Records for processing:
--- begin ---
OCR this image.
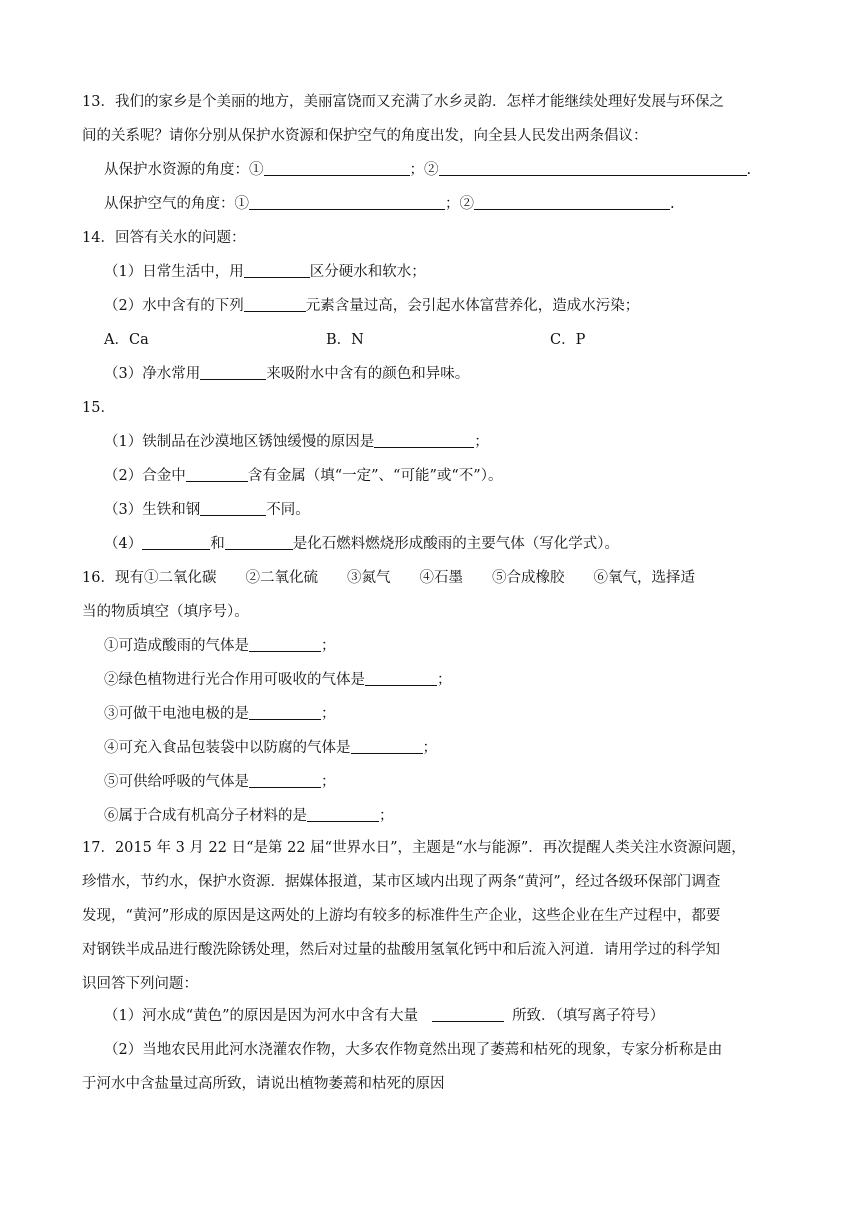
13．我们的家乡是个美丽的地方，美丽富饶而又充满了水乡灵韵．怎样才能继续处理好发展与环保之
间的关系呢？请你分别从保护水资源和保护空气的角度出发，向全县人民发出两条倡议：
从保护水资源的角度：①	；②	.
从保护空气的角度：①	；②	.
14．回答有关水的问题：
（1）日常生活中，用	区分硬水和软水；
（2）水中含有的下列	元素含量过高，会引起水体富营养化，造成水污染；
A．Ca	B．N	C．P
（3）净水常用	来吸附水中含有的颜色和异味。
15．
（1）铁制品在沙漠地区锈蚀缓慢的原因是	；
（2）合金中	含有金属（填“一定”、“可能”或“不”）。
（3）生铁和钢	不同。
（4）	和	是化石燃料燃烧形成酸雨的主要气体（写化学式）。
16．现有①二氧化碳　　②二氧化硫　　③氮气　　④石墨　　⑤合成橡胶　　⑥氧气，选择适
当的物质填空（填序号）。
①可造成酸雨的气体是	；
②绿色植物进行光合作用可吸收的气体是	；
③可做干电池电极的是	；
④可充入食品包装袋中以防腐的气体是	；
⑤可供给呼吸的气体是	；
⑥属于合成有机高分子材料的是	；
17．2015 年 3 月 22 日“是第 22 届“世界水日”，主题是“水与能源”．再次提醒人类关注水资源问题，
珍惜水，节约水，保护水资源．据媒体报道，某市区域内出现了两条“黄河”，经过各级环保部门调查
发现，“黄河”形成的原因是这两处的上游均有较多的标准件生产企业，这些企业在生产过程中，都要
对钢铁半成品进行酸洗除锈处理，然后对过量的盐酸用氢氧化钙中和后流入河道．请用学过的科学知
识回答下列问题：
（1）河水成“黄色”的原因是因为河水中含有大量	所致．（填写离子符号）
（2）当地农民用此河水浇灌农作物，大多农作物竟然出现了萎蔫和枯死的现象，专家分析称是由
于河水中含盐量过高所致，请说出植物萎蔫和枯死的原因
--- end ---
--- begin ---
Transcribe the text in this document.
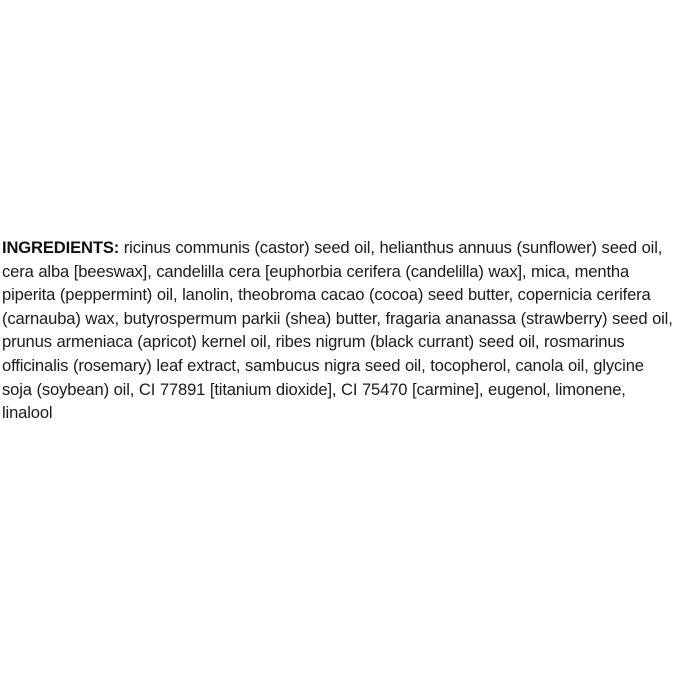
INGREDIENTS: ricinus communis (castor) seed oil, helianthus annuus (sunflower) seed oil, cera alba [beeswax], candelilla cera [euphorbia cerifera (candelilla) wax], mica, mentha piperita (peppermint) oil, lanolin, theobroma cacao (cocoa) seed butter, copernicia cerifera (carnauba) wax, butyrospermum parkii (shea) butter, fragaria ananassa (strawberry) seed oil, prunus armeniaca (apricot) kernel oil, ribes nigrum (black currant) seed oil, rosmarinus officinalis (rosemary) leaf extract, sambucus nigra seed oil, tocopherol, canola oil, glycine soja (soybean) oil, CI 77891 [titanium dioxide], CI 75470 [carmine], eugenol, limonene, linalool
--- end ---
Direction: Copy each line of the data that contains the word "this".

The solution:
OCR this image.
Transcribe the text in this document.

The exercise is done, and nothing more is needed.